Opdrachten:
• A. Neem uit de brief over bedienen op afstand letterlijk het stuk over dat opent met de woorden "Met deze brief" en afsluit met "bruggen en stuwen.".
• B. Zet de brief over bedienen op afstand alstublieft voort na de laatste zin.

Brontekst:

------

31 700 A
Vaststelling van de begrotingsstaat van het Infrastructuurfonds voor het jaar 2009

nr. 5
BRIEF VAN DE STAATSSECRETARIS VAN VERKEER EN WATERSTAAT

Aan de Voorzitter van de Tweede Kamer der Staten-Generaal

Den Haag, 1 oktober 2008

Met deze brief doe ik u op verzoek van de vaste commissie van Verkeer en Waterstaat1, nadere informatie toekomen over de stand van zaken en de voortgang van de invoering van bedienen op afstand van sluizen, bruggen en stuwen.

Op 2 juli 2008 heb ik u per brief2 nader geïnformeerd over het bedienen op afstand van sluizen, bruggen en stuwen in beheer bij de Rijkswaterstaat. Met die brief heb ik invulling gegeven aan de toezeggingen zoals vastgelegd in het verslag3 van het algemeen overleg van de vaste commissie voor Verkeer en Waterstaat op 29 mei 2008.

Zoals in de brief van 2 juli wordt aangegeven, is het doel van het bedienen op afstand het verbeteren van de bereikbaarheid over water, meer betrouwbare reistijden en het verhogen van het serviceniveau door het realiseren van 7x24 uursbediening op alle hoofdvaarwegen, in combinatie met besparingen op de bedrijfsvoering.

Tevens heb ik aangegeven te hechten aan een zorgvuldige en gefaseerde invoering van bedienen op afstand, waarbij de veiligheid voorop staat. Als voorbeeld heb ik daarbij genoemd dat Rijkswaterstaat bedienend personeel zal handhaven op de grote objecten, totdat de grootst mogelijke zekerheid is verkregen, zodat hun aanwezigheid niet meer vereist is.

Tot slot heb ik aangegeven dat de voorgestane gefaseerde invoering het mogelijk maakt optimaal gebruik te maken van de ervaringen, die bij de realisatie en het functioneren van de afzonderlijke projecten wordt opgedaan. De ervaringen betreffen onder meer de ervaringen van het eigen personeel, gebruikers en vertegenwoordigers van de gebruikers, waaronder Schuttevaer. Van de zijde van Schuttevaer is aangegeven dat zij positief staan tegenover bedienen op afstand, maar dat zij de ontwikkelingen wel kritisch zullen blijven volgen.

------

Aangeleverd materiaal:
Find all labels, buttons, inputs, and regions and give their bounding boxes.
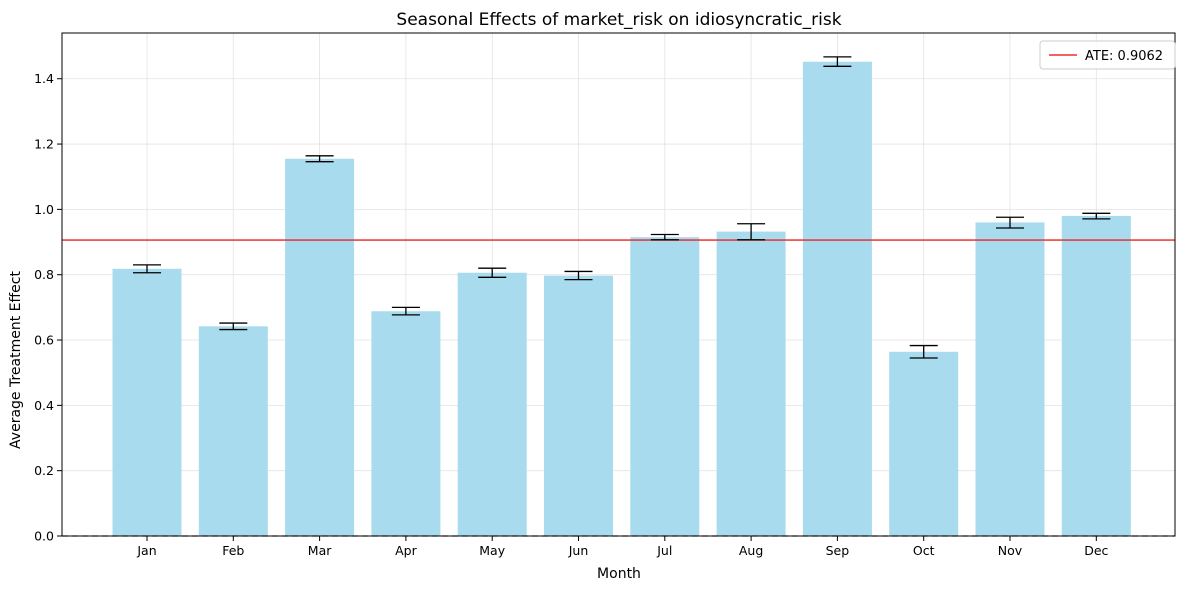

------

Verwachte antwoorden:
• A.
Met deze brief doe ik u op verzoek van de vaste commissie van Verkeer en Waterstaat1, nadere informatie toekomen over de stand van zaken en de voortgang van de invoering van bedienen op afstand van sluizen, bruggen en stuwen.

• B.
Bovenstaande heeft als logisch gevolg dat er een dynamische planning ontstaat, waarbij ingespeeld wordt op de zich voordoende ontwikkelingen.

Hierna ga ik nader in op die projecten, waar zich wezenlijke wijzigingen ten opzichte van mijn brief van 2 juli 2008 voordoen, mede als gevolg van deze aanpak. Hiermee kom ik tegemoet aan de wens van de Kamer om geïnformeerd te worden over de actuele stand van zaken over bedienen op afstand.

De realisatie van de eerste fase van het pilot-project Zeeland verloopt op zich voorspoedig. Deze eerste fase omvat het bedienen op afstand van de Zandkreeksluis, Grevelingensluis, Roompotsluis en Bergsediepsluis vanuit het Topshuis.

Tijdens de uitgebreide testen voorafgaand aan de ingebruikname, is gebleken dat de nieuwe software nog niet volledig voldoet aan de gestelde eisen. Ik heb daarom ingestemd met het verlengen van de testfase, omdat ik het volledig en goed functioneren van het totale systeem belangrijker vind dan het halen van de geplande opleverdatum.

Bij het project Bediencentrale Maas-Zuid is besloten de invoering van bedienen op afstand in dit gebied in te voeren na de realisatie van de kolkverlengingen in Maasbracht, Heel en Born. Het besluit om de werkzaamheden aan de kolkverlengingen en het bedienen op afstand niet gelijktijdig te laten plaatsvinden, minimaliseert de risico’s die kunnen ontstaan wanneer verschillende soorten werkzaamheden gelijktijdig op een complex worden uitgevoerd. Ook hier heeft de veiligheid prioriteit boven het halen van de eerder geplande opleverdatum.

Voorts is van belang te melden, dat er mede door de huidige marktsituatie sprake is van tegenvallende aanbestedingen. Dit geldt onder meer voor groot onderhoud en renovatieprojecten in Gelderland en Brabant, waar het mogelijk maken van bedienen op afstand een onderdeel van de totale werkzaamheden vormt.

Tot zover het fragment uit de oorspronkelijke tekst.